- [REQUIREMENT]: Could you copy every line of the records below word for word, leaving out the pictures?

- [EXERCISE MATERIALS]:
****

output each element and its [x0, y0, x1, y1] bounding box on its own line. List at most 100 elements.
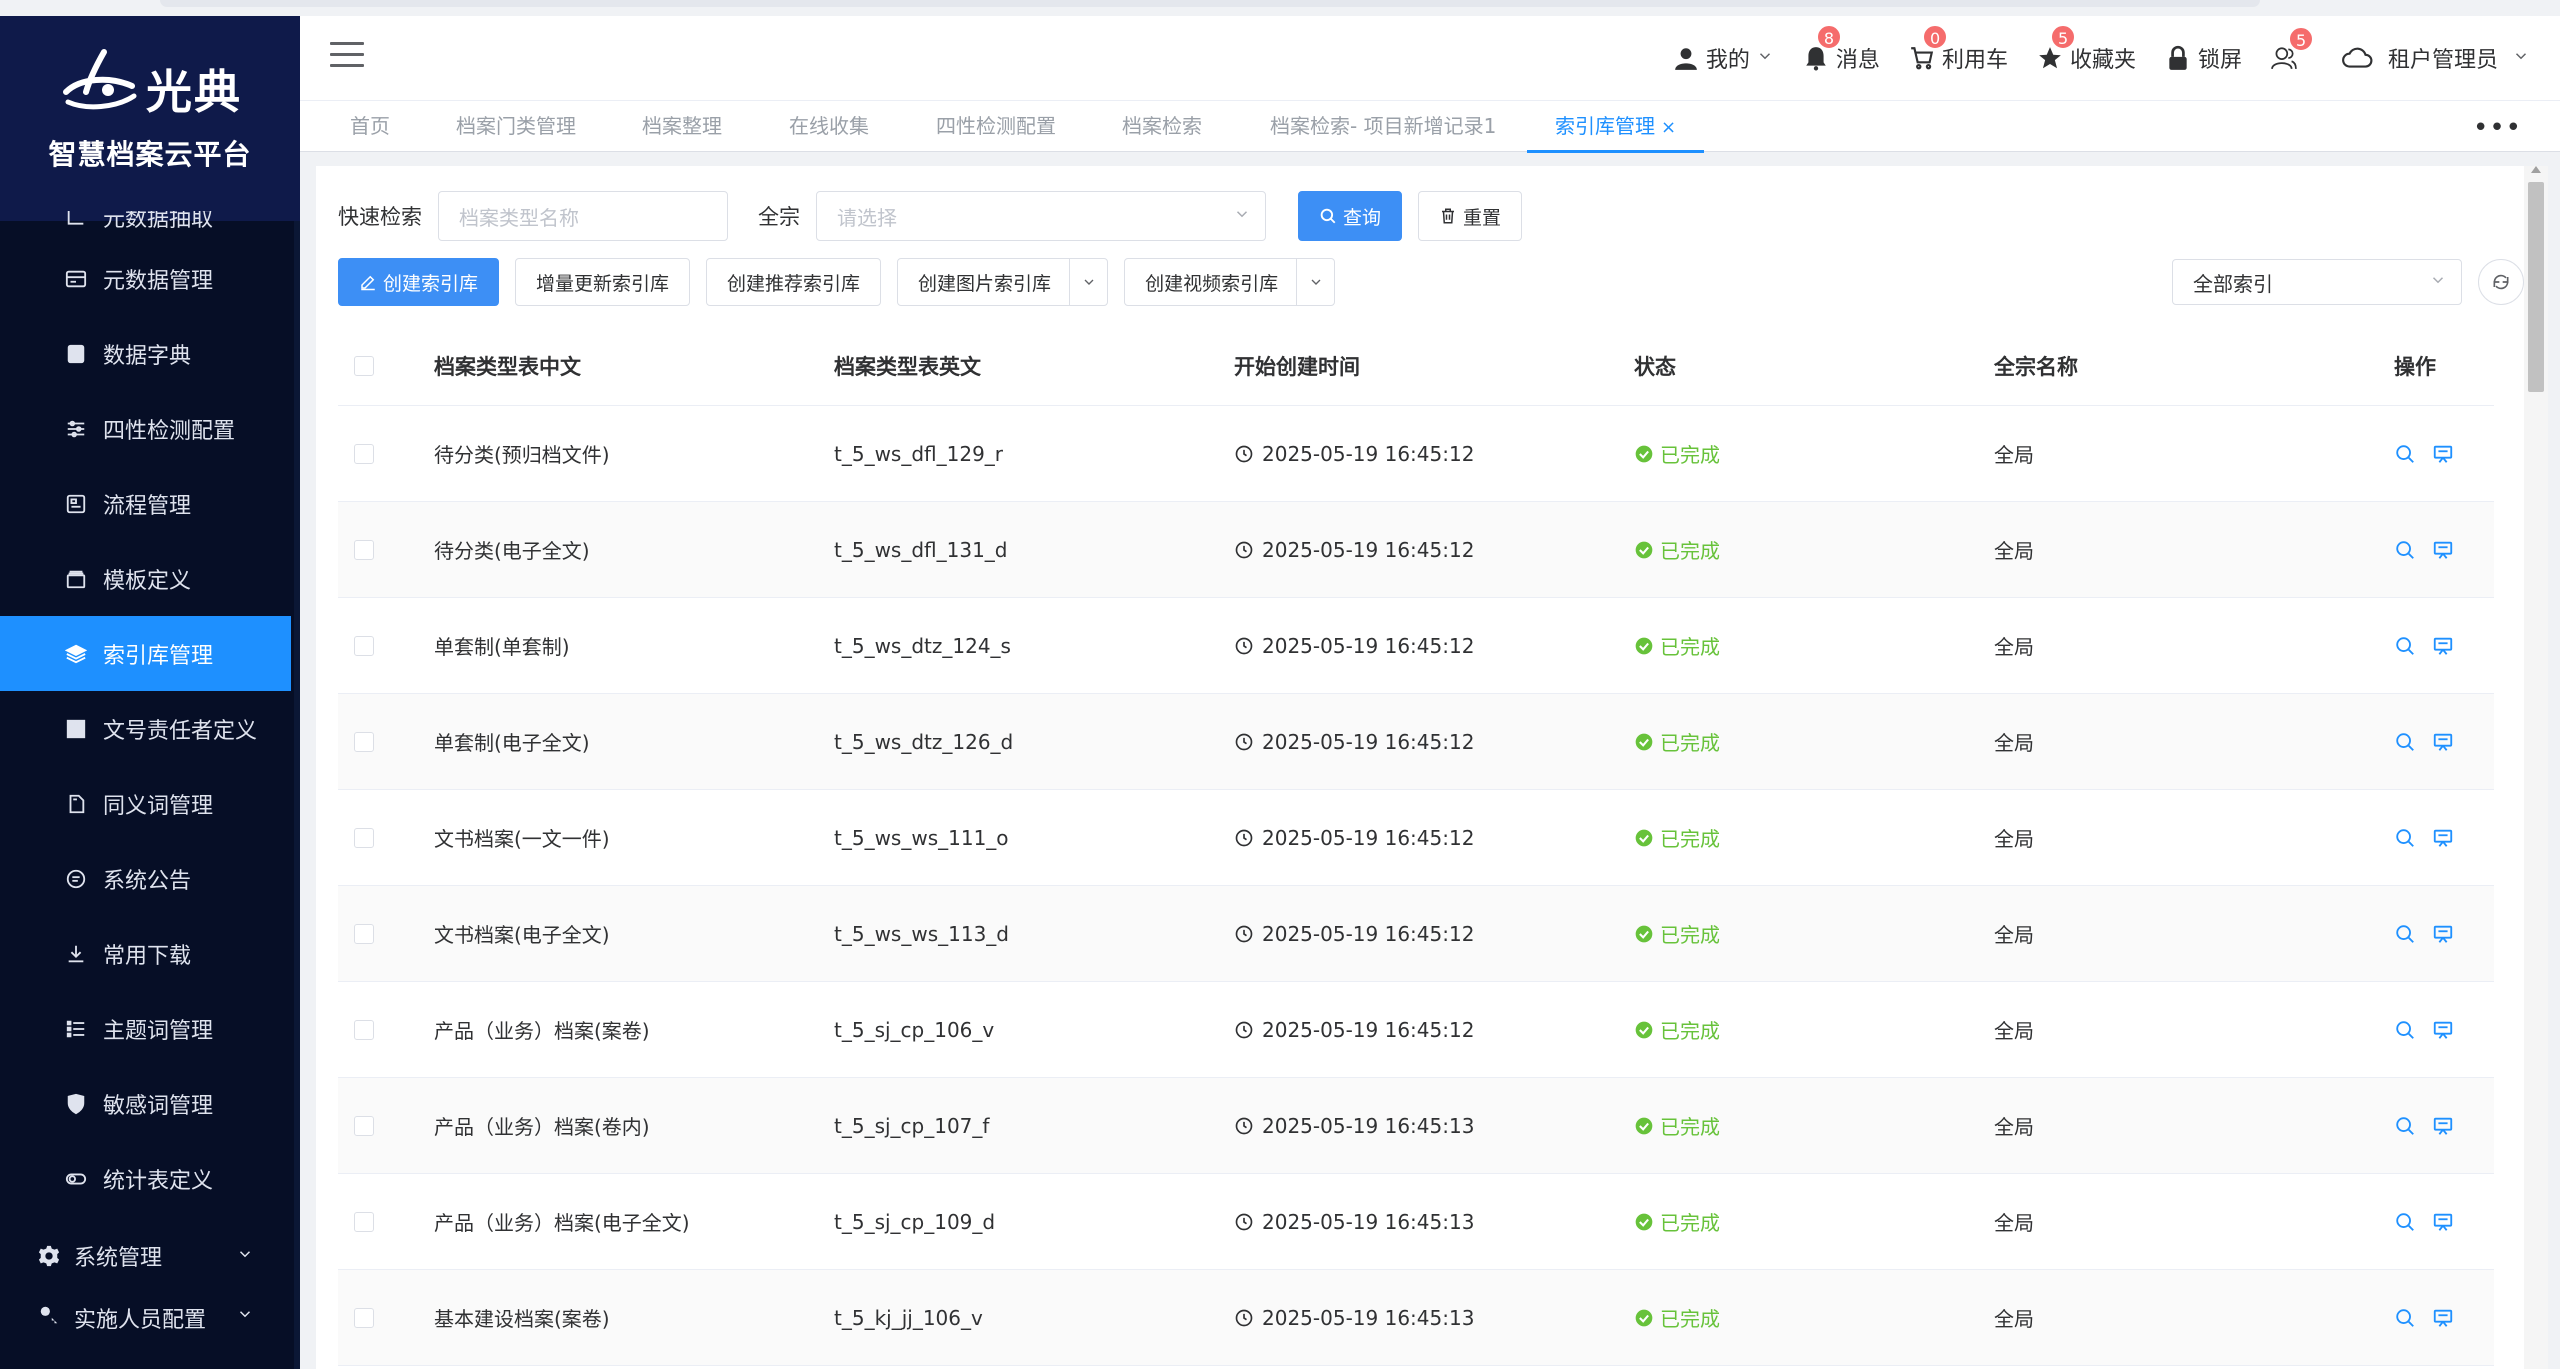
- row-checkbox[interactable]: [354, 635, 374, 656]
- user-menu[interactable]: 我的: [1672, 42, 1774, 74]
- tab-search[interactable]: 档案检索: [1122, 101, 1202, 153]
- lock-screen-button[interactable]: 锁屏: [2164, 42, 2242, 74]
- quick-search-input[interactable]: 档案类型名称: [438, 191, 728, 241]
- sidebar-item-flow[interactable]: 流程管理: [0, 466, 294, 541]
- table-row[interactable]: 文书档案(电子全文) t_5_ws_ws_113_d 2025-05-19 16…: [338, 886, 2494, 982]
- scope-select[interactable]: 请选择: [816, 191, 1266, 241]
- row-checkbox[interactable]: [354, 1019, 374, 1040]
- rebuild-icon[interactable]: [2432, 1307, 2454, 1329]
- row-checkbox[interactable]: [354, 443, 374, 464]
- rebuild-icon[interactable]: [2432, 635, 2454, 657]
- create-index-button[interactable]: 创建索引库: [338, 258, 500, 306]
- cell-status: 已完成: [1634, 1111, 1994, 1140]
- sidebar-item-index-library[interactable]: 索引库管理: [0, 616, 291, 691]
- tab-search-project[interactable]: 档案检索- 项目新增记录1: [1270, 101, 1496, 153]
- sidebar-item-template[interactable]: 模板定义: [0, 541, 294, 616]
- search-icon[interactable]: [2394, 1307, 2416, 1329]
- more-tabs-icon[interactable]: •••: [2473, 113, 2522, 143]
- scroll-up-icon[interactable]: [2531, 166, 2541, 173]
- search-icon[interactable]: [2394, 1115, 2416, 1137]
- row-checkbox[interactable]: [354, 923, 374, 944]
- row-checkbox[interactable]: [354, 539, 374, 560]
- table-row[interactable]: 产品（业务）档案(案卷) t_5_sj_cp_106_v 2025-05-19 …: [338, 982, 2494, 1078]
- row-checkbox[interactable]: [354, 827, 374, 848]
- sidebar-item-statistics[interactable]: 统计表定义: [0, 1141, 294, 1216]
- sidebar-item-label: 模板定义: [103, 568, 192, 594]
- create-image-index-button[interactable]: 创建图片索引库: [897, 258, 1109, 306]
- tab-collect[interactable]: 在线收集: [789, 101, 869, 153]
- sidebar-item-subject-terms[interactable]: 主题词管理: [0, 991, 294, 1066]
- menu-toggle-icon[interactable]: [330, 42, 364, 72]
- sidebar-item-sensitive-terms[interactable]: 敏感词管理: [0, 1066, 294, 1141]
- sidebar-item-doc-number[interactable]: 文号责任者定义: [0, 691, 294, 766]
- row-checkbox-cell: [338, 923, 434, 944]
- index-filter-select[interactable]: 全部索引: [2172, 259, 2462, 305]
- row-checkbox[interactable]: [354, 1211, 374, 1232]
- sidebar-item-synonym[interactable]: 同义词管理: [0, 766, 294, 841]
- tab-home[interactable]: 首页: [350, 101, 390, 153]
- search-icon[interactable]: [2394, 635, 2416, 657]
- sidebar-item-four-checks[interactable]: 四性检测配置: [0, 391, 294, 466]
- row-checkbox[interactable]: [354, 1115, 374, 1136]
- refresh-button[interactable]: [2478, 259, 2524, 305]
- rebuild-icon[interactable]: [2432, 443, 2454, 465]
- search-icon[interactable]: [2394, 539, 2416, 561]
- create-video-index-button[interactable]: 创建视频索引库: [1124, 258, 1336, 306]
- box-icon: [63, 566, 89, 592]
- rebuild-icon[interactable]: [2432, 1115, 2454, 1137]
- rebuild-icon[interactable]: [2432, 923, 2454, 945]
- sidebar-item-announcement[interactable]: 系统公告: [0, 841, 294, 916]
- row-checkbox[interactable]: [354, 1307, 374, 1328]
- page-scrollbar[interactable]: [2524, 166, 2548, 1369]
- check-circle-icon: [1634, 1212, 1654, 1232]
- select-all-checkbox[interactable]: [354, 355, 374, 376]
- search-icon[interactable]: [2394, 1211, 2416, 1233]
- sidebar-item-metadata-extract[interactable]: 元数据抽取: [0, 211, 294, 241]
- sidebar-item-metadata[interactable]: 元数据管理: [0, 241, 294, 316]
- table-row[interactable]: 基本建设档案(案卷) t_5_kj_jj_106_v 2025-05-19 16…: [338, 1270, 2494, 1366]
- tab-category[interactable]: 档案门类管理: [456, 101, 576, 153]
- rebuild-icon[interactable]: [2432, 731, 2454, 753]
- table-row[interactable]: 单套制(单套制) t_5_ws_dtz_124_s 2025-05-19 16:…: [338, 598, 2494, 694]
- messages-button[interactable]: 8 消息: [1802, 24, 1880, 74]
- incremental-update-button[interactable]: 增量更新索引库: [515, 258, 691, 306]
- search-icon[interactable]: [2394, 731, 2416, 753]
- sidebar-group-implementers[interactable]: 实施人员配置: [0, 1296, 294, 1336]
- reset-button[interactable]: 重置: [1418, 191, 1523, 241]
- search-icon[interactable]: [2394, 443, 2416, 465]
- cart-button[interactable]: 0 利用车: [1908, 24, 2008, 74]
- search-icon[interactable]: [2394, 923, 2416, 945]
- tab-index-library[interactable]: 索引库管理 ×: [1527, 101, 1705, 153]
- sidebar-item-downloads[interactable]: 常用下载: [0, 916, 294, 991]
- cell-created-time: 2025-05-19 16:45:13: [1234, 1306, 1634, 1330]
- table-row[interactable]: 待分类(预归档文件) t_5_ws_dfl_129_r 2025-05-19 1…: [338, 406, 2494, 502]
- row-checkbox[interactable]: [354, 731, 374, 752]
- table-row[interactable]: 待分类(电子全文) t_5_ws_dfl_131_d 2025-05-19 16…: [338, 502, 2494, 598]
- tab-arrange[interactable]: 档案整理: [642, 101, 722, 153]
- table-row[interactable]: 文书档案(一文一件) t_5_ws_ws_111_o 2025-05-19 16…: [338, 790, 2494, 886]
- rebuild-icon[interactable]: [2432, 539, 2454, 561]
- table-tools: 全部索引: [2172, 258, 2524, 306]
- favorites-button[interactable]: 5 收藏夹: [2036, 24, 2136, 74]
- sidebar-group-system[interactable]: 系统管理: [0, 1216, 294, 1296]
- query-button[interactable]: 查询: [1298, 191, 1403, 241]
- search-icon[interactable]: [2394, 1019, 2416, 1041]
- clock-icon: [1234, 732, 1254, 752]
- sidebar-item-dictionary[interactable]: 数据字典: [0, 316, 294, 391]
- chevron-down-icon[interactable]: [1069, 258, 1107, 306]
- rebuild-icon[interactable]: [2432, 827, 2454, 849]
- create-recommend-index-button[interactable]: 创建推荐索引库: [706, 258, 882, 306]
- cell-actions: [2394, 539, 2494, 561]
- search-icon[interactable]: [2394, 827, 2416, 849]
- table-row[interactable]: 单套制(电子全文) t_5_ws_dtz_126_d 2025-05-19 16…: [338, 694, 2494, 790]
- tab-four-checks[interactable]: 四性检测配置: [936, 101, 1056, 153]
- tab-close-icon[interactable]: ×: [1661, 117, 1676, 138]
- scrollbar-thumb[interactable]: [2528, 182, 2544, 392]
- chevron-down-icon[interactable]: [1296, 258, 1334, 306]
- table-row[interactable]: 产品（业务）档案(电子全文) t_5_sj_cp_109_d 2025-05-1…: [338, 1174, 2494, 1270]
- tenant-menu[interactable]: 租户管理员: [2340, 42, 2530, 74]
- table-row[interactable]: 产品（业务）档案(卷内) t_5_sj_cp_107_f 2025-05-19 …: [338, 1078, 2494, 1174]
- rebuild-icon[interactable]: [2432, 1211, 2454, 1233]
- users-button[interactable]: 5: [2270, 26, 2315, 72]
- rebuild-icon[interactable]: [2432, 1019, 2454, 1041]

****

- [THE ANSWER]:
output each element and its [x0, y0, x1, y1] bounding box on its own line. List at most 100 elements.
- row-checkbox[interactable]: [354, 635, 374, 656]
- user-menu[interactable]: 我的: [1672, 42, 1774, 74]
- tab-search[interactable]: 档案检索: [1122, 101, 1202, 153]
- lock-screen-button[interactable]: 锁屏: [2164, 42, 2242, 74]
- quick-search-input[interactable]: 档案类型名称: [438, 191, 728, 241]
- sidebar-item-flow[interactable]: 流程管理: [0, 466, 294, 541]
- table-row[interactable]: 文书档案(电子全文) t_5_ws_ws_113_d 2025-05-19 16…: [338, 886, 2494, 982]
- scope-select[interactable]: 请选择: [816, 191, 1266, 241]
- row-checkbox[interactable]: [354, 1019, 374, 1040]
- rebuild-icon[interactable]: [2432, 1307, 2454, 1329]
- row-checkbox[interactable]: [354, 443, 374, 464]
- rebuild-icon[interactable]: [2432, 635, 2454, 657]
- create-index-button[interactable]: 创建索引库: [338, 258, 500, 306]
- cell-status: 已完成: [1634, 1111, 1994, 1140]
- sidebar-item-index-library[interactable]: 索引库管理: [0, 616, 291, 691]
- tab-search-project[interactable]: 档案检索- 项目新增记录1: [1270, 101, 1496, 153]
- sidebar-item-template[interactable]: 模板定义: [0, 541, 294, 616]
- search-icon[interactable]: [2394, 1307, 2416, 1329]
- more-tabs-icon[interactable]: •••: [2473, 113, 2522, 143]
- scroll-up-icon[interactable]: [2531, 166, 2541, 173]
- search-icon[interactable]: [2394, 1115, 2416, 1137]
- row-checkbox[interactable]: [354, 923, 374, 944]
- row-checkbox[interactable]: [354, 539, 374, 560]
- table-row[interactable]: 产品（业务）档案(案卷) t_5_sj_cp_106_v 2025-05-19 …: [338, 982, 2494, 1078]
- row-checkbox[interactable]: [354, 827, 374, 848]
- sidebar-item-statistics[interactable]: 统计表定义: [0, 1141, 294, 1216]
- sidebar-item-label: 模板定义: [103, 568, 192, 594]
- create-image-index-button[interactable]: 创建图片索引库: [897, 258, 1109, 306]
- tab-collect[interactable]: 在线收集: [789, 101, 869, 153]
- sidebar-item-subject-terms[interactable]: 主题词管理: [0, 991, 294, 1066]
- menu-toggle-icon[interactable]: [330, 42, 364, 72]
- sidebar-item-sensitive-terms[interactable]: 敏感词管理: [0, 1066, 294, 1141]
- sidebar-item-doc-number[interactable]: 文号责任者定义: [0, 691, 294, 766]
- row-checkbox-cell: [338, 923, 434, 944]
- index-filter-select[interactable]: 全部索引: [2172, 259, 2462, 305]
- row-checkbox[interactable]: [354, 1211, 374, 1232]
- sidebar-item-synonym[interactable]: 同义词管理: [0, 766, 294, 841]
- tab-home[interactable]: 首页: [350, 101, 390, 153]
- search-icon[interactable]: [2394, 635, 2416, 657]
- sidebar-item-four-checks[interactable]: 四性检测配置: [0, 391, 294, 466]
- row-checkbox[interactable]: [354, 1115, 374, 1136]
- refresh-button[interactable]: [2478, 259, 2524, 305]
- rebuild-icon[interactable]: [2432, 443, 2454, 465]
- search-icon[interactable]: [2394, 539, 2416, 561]
- create-video-index-button[interactable]: 创建视频索引库: [1124, 258, 1336, 306]
- box-icon: [63, 566, 89, 592]
- rebuild-icon[interactable]: [2432, 1115, 2454, 1137]
- rebuild-icon[interactable]: [2432, 923, 2454, 945]
- sidebar-item-announcement[interactable]: 系统公告: [0, 841, 294, 916]
- row-checkbox[interactable]: [354, 1307, 374, 1328]
- page-scrollbar[interactable]: [2524, 166, 2548, 1369]
- check-circle-icon: [1634, 1212, 1654, 1232]
- select-all-checkbox[interactable]: [354, 355, 374, 376]
- search-icon[interactable]: [2394, 1211, 2416, 1233]
- sidebar-item-metadata-extract[interactable]: 元数据抽取: [0, 211, 294, 241]
- sidebar-item-metadata[interactable]: 元数据管理: [0, 241, 294, 316]
- table-row[interactable]: 基本建设档案(案卷) t_5_kj_jj_106_v 2025-05-19 16…: [338, 1270, 2494, 1366]
- tab-category[interactable]: 档案门类管理: [456, 101, 576, 153]
- rebuild-icon[interactable]: [2432, 731, 2454, 753]
- table-row[interactable]: 单套制(单套制) t_5_ws_dtz_124_s 2025-05-19 16:…: [338, 598, 2494, 694]
- messages-button[interactable]: 8 消息: [1802, 24, 1880, 74]
- incremental-update-button[interactable]: 增量更新索引库: [515, 258, 691, 306]
- search-icon[interactable]: [2394, 731, 2416, 753]
- sidebar-group-implementers[interactable]: 实施人员配置: [0, 1296, 294, 1336]
- reset-button[interactable]: 重置: [1418, 191, 1523, 241]
- search-icon[interactable]: [2394, 443, 2416, 465]
- cart-button[interactable]: 0 利用车: [1908, 24, 2008, 74]
- search-icon[interactable]: [2394, 923, 2416, 945]
- tab-index-library[interactable]: 索引库管理 ×: [1527, 101, 1705, 153]
- sidebar-item-downloads[interactable]: 常用下载: [0, 916, 294, 991]
- cell-created-time: 2025-05-19 16:45:13: [1234, 1306, 1634, 1330]
- table-row[interactable]: 待分类(预归档文件) t_5_ws_dfl_129_r 2025-05-19 1…: [338, 406, 2494, 502]
- row-checkbox[interactable]: [354, 731, 374, 752]
- table-row[interactable]: 待分类(电子全文) t_5_ws_dfl_131_d 2025-05-19 16…: [338, 502, 2494, 598]
- tab-arrange[interactable]: 档案整理: [642, 101, 722, 153]
- table-row[interactable]: 文书档案(一文一件) t_5_ws_ws_111_o 2025-05-19 16…: [338, 790, 2494, 886]
- rebuild-icon[interactable]: [2432, 539, 2454, 561]
- table-tools: 全部索引: [2172, 258, 2524, 306]
- favorites-button[interactable]: 5 收藏夹: [2036, 24, 2136, 74]
- sidebar-group-system[interactable]: 系统管理: [0, 1216, 294, 1296]
- query-button[interactable]: 查询: [1298, 191, 1403, 241]
- search-icon[interactable]: [2394, 1019, 2416, 1041]
- clock-icon: [1234, 732, 1254, 752]
- sidebar-item-dictionary[interactable]: 数据字典: [0, 316, 294, 391]
- chevron-down-icon[interactable]: [1069, 258, 1107, 306]
- rebuild-icon[interactable]: [2432, 827, 2454, 849]
- create-recommend-index-button[interactable]: 创建推荐索引库: [706, 258, 882, 306]
- cell-actions: [2394, 539, 2494, 561]
- search-icon[interactable]: [2394, 827, 2416, 849]
- table-row[interactable]: 单套制(电子全文) t_5_ws_dtz_126_d 2025-05-19 16…: [338, 694, 2494, 790]
- tab-four-checks[interactable]: 四性检测配置: [936, 101, 1056, 153]
- tab-close-icon[interactable]: ×: [1661, 117, 1676, 138]
- scrollbar-thumb[interactable]: [2528, 182, 2544, 392]
- chevron-down-icon[interactable]: [1296, 258, 1334, 306]
- table-row[interactable]: 产品（业务）档案(电子全文) t_5_sj_cp_109_d 2025-05-1…: [338, 1174, 2494, 1270]
- tenant-menu[interactable]: 租户管理员: [2340, 42, 2530, 74]
- table-row[interactable]: 产品（业务）档案(卷内) t_5_sj_cp_107_f 2025-05-19 …: [338, 1078, 2494, 1174]
- rebuild-icon[interactable]: [2432, 1211, 2454, 1233]
- users-button[interactable]: 5: [2270, 26, 2315, 72]
- rebuild-icon[interactable]: [2432, 1019, 2454, 1041]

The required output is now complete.